— Start Items —
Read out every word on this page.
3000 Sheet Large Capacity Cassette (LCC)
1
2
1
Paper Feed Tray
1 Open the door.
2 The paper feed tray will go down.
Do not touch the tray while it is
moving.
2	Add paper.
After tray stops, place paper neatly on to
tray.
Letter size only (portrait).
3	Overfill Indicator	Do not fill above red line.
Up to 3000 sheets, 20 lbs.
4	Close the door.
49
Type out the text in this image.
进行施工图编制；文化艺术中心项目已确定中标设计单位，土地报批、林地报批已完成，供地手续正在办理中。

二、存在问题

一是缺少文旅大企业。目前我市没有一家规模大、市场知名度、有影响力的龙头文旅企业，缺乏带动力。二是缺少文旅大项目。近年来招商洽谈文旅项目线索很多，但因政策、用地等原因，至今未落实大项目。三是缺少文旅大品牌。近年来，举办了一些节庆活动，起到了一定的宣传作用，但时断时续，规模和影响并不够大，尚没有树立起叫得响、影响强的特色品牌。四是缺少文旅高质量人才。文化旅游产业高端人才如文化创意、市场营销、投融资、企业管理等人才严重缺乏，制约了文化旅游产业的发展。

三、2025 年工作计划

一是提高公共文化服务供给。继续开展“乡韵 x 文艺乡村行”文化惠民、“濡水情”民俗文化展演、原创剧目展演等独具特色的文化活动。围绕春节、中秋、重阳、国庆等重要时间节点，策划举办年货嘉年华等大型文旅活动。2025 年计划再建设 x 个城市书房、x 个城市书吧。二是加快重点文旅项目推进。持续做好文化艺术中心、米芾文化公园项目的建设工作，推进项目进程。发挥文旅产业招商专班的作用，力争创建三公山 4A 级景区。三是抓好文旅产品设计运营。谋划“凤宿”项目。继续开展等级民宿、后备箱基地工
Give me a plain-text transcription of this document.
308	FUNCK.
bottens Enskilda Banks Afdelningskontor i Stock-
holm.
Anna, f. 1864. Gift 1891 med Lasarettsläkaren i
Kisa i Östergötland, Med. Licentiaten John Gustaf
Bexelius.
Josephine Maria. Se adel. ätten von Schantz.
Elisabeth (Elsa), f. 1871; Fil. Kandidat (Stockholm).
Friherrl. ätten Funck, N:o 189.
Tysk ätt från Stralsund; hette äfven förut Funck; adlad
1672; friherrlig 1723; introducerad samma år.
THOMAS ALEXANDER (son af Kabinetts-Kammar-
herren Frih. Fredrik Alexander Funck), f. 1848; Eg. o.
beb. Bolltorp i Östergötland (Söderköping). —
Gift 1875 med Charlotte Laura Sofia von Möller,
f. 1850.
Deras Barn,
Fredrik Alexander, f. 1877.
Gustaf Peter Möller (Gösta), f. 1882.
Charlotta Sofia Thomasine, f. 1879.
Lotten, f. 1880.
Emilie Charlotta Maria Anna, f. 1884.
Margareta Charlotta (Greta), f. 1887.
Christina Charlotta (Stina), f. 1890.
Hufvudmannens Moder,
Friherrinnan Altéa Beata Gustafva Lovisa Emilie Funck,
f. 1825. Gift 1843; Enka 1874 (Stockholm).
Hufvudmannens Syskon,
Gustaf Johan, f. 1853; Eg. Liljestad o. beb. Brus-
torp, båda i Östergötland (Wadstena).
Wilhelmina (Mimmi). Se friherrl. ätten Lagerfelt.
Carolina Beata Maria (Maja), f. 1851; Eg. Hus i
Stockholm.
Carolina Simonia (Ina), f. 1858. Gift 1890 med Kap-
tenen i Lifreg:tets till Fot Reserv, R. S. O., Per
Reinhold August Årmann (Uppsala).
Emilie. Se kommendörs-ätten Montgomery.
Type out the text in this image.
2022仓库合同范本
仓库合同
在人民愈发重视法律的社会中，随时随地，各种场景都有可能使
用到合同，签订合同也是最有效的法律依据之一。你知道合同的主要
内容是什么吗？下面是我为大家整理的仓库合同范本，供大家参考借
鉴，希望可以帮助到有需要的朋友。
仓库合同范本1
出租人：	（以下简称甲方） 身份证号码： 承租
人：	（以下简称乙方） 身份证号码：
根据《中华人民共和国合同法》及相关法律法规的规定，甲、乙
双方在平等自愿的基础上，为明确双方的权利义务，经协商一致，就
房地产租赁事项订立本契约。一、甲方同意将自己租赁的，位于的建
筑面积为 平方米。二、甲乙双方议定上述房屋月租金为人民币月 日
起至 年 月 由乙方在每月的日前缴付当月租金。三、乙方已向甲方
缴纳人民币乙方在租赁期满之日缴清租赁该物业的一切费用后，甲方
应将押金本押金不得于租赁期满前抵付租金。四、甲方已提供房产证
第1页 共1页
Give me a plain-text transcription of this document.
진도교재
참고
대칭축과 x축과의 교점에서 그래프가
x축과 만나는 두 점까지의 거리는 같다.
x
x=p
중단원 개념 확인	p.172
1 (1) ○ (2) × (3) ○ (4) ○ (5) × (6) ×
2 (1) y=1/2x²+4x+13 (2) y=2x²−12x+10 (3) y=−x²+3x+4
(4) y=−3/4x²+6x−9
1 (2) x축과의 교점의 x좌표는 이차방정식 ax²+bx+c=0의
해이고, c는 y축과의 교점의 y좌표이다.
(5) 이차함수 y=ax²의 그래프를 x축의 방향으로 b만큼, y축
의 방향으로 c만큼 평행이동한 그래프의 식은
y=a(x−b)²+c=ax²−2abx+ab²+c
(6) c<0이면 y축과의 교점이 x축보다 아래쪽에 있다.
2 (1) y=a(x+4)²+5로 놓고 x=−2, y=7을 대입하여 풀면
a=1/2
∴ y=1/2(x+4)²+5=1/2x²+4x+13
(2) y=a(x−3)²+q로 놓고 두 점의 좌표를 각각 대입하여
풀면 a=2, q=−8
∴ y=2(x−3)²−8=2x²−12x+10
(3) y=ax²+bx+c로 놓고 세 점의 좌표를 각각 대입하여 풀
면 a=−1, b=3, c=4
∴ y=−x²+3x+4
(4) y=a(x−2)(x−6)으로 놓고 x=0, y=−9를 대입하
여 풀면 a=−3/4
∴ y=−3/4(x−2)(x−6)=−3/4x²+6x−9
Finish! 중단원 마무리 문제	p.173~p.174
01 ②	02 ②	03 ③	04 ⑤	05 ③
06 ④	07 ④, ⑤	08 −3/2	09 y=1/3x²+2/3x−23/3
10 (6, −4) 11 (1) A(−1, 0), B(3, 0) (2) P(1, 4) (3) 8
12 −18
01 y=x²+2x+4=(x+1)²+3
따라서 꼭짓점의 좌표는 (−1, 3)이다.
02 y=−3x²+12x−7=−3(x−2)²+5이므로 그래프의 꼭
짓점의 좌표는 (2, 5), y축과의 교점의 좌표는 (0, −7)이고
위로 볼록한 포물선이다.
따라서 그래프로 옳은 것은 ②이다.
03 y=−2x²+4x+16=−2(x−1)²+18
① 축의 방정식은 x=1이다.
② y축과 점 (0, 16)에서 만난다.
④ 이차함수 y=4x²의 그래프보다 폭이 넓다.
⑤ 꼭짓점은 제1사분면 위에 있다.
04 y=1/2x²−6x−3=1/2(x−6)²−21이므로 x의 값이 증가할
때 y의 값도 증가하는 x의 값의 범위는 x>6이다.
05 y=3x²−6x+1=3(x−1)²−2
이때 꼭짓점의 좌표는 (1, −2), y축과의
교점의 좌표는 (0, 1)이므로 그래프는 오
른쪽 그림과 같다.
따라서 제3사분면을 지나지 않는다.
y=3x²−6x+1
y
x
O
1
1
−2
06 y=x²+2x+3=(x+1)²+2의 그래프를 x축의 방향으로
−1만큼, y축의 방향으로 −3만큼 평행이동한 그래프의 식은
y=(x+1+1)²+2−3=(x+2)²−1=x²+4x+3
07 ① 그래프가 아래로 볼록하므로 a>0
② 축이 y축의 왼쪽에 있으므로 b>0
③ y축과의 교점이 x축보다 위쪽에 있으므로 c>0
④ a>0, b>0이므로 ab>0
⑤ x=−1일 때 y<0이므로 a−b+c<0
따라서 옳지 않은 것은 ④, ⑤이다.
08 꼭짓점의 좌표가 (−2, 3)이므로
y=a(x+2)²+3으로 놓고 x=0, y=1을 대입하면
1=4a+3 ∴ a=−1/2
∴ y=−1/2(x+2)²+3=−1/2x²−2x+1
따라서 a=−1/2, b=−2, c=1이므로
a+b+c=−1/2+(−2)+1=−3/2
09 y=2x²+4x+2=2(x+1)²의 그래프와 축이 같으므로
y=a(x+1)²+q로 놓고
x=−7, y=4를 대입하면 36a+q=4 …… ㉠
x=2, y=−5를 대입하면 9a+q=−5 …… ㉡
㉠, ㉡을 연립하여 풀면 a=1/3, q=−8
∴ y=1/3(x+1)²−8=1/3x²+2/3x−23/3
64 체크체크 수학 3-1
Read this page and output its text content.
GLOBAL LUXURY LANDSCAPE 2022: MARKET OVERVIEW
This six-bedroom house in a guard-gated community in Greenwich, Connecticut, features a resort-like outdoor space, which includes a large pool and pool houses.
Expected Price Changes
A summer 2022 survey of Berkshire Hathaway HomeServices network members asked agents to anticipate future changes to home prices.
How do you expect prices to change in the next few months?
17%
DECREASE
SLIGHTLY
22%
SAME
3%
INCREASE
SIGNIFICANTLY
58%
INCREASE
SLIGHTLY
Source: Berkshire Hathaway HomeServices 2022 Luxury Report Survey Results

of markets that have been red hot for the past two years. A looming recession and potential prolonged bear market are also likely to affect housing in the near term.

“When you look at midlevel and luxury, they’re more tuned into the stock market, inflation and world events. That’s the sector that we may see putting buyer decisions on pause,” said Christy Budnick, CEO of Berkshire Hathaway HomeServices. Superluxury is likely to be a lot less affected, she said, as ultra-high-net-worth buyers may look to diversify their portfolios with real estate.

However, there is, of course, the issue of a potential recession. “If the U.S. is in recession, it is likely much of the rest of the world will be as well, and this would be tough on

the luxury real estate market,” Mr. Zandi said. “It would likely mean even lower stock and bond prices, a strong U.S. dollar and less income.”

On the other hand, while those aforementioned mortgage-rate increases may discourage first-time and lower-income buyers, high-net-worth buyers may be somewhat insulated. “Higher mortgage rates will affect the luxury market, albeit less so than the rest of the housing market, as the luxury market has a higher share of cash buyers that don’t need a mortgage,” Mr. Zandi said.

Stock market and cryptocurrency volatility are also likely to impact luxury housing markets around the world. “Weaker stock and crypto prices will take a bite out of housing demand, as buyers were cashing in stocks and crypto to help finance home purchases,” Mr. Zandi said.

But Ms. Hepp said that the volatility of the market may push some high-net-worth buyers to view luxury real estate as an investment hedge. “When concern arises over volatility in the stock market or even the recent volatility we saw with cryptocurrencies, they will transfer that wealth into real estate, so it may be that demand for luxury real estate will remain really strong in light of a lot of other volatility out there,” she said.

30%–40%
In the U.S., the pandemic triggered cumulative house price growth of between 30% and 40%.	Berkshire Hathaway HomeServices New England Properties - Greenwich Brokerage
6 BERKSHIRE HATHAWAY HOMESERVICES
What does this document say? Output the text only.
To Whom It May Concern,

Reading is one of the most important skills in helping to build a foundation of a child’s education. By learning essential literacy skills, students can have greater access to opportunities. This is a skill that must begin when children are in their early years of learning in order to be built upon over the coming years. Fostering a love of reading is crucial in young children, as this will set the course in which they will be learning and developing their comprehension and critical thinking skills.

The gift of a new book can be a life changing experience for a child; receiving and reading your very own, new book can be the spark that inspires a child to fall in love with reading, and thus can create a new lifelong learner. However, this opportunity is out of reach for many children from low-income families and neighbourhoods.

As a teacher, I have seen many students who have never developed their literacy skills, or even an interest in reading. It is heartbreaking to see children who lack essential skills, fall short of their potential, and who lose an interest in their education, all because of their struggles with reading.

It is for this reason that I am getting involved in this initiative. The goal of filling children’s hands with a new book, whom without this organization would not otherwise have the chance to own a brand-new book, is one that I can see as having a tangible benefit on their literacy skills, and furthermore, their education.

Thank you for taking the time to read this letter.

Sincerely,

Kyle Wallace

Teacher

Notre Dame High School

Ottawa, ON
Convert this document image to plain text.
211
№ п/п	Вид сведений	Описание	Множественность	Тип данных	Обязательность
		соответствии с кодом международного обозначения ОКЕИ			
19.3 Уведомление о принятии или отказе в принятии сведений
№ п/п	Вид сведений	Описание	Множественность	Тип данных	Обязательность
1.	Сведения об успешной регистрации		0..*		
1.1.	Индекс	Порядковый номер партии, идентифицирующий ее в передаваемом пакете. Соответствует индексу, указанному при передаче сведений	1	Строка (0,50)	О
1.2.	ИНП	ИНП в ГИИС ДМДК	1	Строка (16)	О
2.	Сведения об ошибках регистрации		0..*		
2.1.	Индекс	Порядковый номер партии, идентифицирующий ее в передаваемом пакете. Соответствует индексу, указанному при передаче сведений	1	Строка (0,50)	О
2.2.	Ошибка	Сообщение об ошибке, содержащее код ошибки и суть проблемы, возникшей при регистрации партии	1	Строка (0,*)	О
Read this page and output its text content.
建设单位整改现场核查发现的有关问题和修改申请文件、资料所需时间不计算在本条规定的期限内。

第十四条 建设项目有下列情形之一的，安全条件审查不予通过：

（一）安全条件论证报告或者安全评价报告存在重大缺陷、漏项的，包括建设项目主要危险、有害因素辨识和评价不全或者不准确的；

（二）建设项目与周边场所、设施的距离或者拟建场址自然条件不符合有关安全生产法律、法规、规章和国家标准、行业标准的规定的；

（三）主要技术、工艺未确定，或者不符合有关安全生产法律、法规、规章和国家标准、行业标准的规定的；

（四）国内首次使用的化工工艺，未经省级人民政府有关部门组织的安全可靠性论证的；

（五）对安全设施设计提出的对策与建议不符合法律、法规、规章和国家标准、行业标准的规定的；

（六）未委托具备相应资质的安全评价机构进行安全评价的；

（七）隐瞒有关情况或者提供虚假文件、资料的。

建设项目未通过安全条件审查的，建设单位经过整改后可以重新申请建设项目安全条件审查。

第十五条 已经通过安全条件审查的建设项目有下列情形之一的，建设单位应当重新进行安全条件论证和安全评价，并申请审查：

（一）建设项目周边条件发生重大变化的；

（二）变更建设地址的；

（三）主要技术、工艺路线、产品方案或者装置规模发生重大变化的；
— End Items —
(What you should do) Among the lines of the material above, how many include the string "Emilie"? Report only that number.

(Finished exercise) 3